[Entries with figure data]
----------

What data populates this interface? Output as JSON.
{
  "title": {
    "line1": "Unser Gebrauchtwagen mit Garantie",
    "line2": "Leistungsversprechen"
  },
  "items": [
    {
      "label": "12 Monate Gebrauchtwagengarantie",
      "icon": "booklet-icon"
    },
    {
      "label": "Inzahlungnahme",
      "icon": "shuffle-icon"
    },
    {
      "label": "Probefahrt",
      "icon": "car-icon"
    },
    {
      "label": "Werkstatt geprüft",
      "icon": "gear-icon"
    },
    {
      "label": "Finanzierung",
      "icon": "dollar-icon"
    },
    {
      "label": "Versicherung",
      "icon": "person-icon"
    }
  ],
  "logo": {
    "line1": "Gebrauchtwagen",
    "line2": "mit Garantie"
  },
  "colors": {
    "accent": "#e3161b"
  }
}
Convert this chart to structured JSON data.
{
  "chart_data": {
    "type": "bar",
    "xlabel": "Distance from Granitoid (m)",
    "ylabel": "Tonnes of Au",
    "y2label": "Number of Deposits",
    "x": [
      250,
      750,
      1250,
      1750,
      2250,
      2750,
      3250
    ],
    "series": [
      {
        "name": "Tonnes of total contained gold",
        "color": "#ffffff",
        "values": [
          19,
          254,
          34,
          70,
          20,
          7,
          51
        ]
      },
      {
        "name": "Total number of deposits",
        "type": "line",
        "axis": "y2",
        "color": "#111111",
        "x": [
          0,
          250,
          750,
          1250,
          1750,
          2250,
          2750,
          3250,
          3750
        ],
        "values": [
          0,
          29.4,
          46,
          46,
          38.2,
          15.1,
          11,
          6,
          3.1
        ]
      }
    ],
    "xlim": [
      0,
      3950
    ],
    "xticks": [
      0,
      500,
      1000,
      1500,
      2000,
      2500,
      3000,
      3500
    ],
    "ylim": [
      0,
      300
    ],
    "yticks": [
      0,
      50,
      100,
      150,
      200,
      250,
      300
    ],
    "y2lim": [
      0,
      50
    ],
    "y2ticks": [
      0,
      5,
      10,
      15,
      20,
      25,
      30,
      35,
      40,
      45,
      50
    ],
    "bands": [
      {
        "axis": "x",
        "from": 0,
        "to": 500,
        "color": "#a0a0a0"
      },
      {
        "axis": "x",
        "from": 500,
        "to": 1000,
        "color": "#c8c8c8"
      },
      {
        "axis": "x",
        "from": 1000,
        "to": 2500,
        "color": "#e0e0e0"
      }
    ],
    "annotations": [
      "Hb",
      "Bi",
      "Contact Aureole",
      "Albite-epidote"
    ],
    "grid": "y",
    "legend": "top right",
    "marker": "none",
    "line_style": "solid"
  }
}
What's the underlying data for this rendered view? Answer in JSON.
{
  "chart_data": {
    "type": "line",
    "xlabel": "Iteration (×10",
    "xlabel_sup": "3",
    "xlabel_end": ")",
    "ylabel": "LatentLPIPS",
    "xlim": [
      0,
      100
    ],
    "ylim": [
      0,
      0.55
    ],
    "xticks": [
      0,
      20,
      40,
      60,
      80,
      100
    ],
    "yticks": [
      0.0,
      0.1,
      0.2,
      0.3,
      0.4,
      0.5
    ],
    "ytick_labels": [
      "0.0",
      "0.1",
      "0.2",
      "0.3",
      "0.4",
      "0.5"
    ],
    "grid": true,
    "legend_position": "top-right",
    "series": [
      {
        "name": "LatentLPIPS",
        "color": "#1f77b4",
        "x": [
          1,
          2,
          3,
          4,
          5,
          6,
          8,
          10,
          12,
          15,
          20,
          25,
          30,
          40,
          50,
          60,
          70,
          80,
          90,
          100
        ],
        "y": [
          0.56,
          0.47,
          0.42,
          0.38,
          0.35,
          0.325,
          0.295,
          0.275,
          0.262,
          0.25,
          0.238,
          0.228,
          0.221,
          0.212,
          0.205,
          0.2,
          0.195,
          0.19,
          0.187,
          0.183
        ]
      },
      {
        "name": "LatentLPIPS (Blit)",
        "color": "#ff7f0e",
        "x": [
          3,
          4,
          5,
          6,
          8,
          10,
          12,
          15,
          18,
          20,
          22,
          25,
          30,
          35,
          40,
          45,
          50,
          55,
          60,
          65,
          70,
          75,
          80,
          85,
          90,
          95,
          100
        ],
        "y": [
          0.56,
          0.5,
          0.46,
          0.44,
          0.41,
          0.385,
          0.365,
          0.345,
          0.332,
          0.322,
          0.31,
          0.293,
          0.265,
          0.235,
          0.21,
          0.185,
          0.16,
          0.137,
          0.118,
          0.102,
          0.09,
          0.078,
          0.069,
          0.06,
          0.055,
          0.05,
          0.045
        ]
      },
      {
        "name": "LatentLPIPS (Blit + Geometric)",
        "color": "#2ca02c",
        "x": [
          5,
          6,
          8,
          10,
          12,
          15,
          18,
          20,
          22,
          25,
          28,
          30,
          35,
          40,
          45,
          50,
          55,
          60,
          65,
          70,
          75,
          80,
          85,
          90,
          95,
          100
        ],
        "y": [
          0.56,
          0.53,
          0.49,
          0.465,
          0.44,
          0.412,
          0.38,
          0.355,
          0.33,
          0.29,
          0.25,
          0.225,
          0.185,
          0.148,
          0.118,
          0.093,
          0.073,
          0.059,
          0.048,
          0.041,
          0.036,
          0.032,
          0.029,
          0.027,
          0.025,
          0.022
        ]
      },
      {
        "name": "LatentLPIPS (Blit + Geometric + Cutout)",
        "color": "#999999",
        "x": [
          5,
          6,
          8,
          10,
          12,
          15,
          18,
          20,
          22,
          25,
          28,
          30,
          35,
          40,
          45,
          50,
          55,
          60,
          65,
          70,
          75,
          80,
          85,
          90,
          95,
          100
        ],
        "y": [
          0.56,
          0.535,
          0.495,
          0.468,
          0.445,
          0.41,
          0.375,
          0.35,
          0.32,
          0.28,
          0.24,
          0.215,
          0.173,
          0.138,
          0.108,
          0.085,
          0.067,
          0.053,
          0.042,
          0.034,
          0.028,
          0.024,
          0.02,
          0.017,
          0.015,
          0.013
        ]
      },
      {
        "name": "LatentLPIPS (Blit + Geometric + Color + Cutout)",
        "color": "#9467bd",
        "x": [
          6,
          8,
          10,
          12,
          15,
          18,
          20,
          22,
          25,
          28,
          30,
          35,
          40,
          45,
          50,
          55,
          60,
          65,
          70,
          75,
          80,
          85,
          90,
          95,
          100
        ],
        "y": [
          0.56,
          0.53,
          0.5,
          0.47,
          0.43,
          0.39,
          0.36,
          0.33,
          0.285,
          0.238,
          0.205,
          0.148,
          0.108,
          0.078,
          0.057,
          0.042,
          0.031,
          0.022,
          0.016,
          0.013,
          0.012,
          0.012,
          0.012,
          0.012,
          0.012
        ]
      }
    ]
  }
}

----------

**WRITTEN PROBLEM**
Return the full listing, character for character.

**EXERCISE SOLUTION**
What data populates this interface? Output as JSON.
{
  "title": {
    "line1": "Unser Gebrauchtwagen mit Garantie",
    "line2": "Leistungsversprechen"
  },
  "items": [
    {
      "label": "12 Monate Gebrauchtwagengarantie",
      "icon": "booklet-icon"
    },
    {
      "label": "Inzahlungnahme",
      "icon": "shuffle-icon"
    },
    {
      "label": "Probefahrt",
      "icon": "car-icon"
    },
    {
      "label": "Werkstatt geprüft",
      "icon": "gear-icon"
    },
    {
      "label": "Finanzierung",
      "icon": "dollar-icon"
    },
    {
      "label": "Versicherung",
      "icon": "person-icon"
    }
  ],
  "logo": {
    "line1": "Gebrauchtwagen",
    "line2": "mit Garantie"
  },
  "colors": {
    "accent": "#e3161b"
  }
}
Convert this chart to structured JSON data.
{
  "chart_data": {
    "type": "bar",
    "xlabel": "Distance from Granitoid (m)",
    "ylabel": "Tonnes of Au",
    "y2label": "Number of Deposits",
    "x": [
      250,
      750,
      1250,
      1750,
      2250,
      2750,
      3250
    ],
    "series": [
      {
        "name": "Tonnes of total contained gold",
        "color": "#ffffff",
        "values": [
          19,
          254,
          34,
          70,
          20,
          7,
          51
        ]
      },
      {
        "name": "Total number of deposits",
        "type": "line",
        "axis": "y2",
        "color": "#111111",
        "x": [
          0,
          250,
          750,
          1250,
          1750,
          2250,
          2750,
          3250,
          3750
        ],
        "values": [
          0,
          29.4,
          46,
          46,
          38.2,
          15.1,
          11,
          6,
          3.1
        ]
      }
    ],
    "xlim": [
      0,
      3950
    ],
    "xticks": [
      0,
      500,
      1000,
      1500,
      2000,
      2500,
      3000,
      3500
    ],
    "ylim": [
      0,
      300
    ],
    "yticks": [
      0,
      50,
      100,
      150,
      200,
      250,
      300
    ],
    "y2lim": [
      0,
      50
    ],
    "y2ticks": [
      0,
      5,
      10,
      15,
      20,
      25,
      30,
      35,
      40,
      45,
      50
    ],
    "bands": [
      {
        "axis": "x",
        "from": 0,
        "to": 500,
        "color": "#a0a0a0"
      },
      {
        "axis": "x",
        "from": 500,
        "to": 1000,
        "color": "#c8c8c8"
      },
      {
        "axis": "x",
        "from": 1000,
        "to": 2500,
        "color": "#e0e0e0"
      }
    ],
    "annotations": [
      "Hb",
      "Bi",
      "Contact Aureole",
      "Albite-epidote"
    ],
    "grid": "y",
    "legend": "top right",
    "marker": "none",
    "line_style": "solid"
  }
}
What's the underlying data for this rendered view? Answer in JSON.
{
  "chart_data": {
    "type": "line",
    "xlabel": "Iteration (×10",
    "xlabel_sup": "3",
    "xlabel_end": ")",
    "ylabel": "LatentLPIPS",
    "xlim": [
      0,
      100
    ],
    "ylim": [
      0,
      0.55
    ],
    "xticks": [
      0,
      20,
      40,
      60,
      80,
      100
    ],
    "yticks": [
      0.0,
      0.1,
      0.2,
      0.3,
      0.4,
      0.5
    ],
    "ytick_labels": [
      "0.0",
      "0.1",
      "0.2",
      "0.3",
      "0.4",
      "0.5"
    ],
    "grid": true,
    "legend_position": "top-right",
    "series": [
      {
        "name": "LatentLPIPS",
        "color": "#1f77b4",
        "x": [
          1,
          2,
          3,
          4,
          5,
          6,
          8,
          10,
          12,
          15,
          20,
          25,
          30,
          40,
          50,
          60,
          70,
          80,
          90,
          100
        ],
        "y": [
          0.56,
          0.47,
          0.42,
          0.38,
          0.35,
          0.325,
          0.295,
          0.275,
          0.262,
          0.25,
          0.238,
          0.228,
          0.221,
          0.212,
          0.205,
          0.2,
          0.195,
          0.19,
          0.187,
          0.183
        ]
      },
      {
        "name": "LatentLPIPS (Blit)",
        "color": "#ff7f0e",
        "x": [
          3,
          4,
          5,
          6,
          8,
          10,
          12,
          15,
          18,
          20,
          22,
          25,
          30,
          35,
          40,
          45,
          50,
          55,
          60,
          65,
          70,
          75,
          80,
          85,
          90,
          95,
          100
        ],
        "y": [
          0.56,
          0.5,
          0.46,
          0.44,
          0.41,
          0.385,
          0.365,
          0.345,
          0.332,
          0.322,
          0.31,
          0.293,
          0.265,
          0.235,
          0.21,
          0.185,
          0.16,
          0.137,
          0.118,
          0.102,
          0.09,
          0.078,
          0.069,
          0.06,
          0.055,
          0.05,
          0.045
        ]
      },
      {
        "name": "LatentLPIPS (Blit + Geometric)",
        "color": "#2ca02c",
        "x": [
          5,
          6,
          8,
          10,
          12,
          15,
          18,
          20,
          22,
          25,
          28,
          30,
          35,
          40,
          45,
          50,
          55,
          60,
          65,
          70,
          75,
          80,
          85,
          90,
          95,
          100
        ],
        "y": [
          0.56,
          0.53,
          0.49,
          0.465,
          0.44,
          0.412,
          0.38,
          0.355,
          0.33,
          0.29,
          0.25,
          0.225,
          0.185,
          0.148,
          0.118,
          0.093,
          0.073,
          0.059,
          0.048,
          0.041,
          0.036,
          0.032,
          0.029,
          0.027,
          0.025,
          0.022
        ]
      },
      {
        "name": "LatentLPIPS (Blit + Geometric + Cutout)",
        "color": "#999999",
        "x": [
          5,
          6,
          8,
          10,
          12,
          15,
          18,
          20,
          22,
          25,
          28,
          30,
          35,
          40,
          45,
          50,
          55,
          60,
          65,
          70,
          75,
          80,
          85,
          90,
          95,
          100
        ],
        "y": [
          0.56,
          0.535,
          0.495,
          0.468,
          0.445,
          0.41,
          0.375,
          0.35,
          0.32,
          0.28,
          0.24,
          0.215,
          0.173,
          0.138,
          0.108,
          0.085,
          0.067,
          0.053,
          0.042,
          0.034,
          0.028,
          0.024,
          0.02,
          0.017,
          0.015,
          0.013
        ]
      },
      {
        "name": "LatentLPIPS (Blit + Geometric + Color + Cutout)",
        "color": "#9467bd",
        "x": [
          6,
          8,
          10,
          12,
          15,
          18,
          20,
          22,
          25,
          28,
          30,
          35,
          40,
          45,
          50,
          55,
          60,
          65,
          70,
          75,
          80,
          85,
          90,
          95,
          100
        ],
        "y": [
          0.56,
          0.53,
          0.5,
          0.47,
          0.43,
          0.39,
          0.36,
          0.33,
          0.285,
          0.238,
          0.205,
          0.148,
          0.108,
          0.078,
          0.057,
          0.042,
          0.031,
          0.022,
          0.016,
          0.013,
          0.012,
          0.012,
          0.012,
          0.012,
          0.012
        ]
      }
    ]
  }
}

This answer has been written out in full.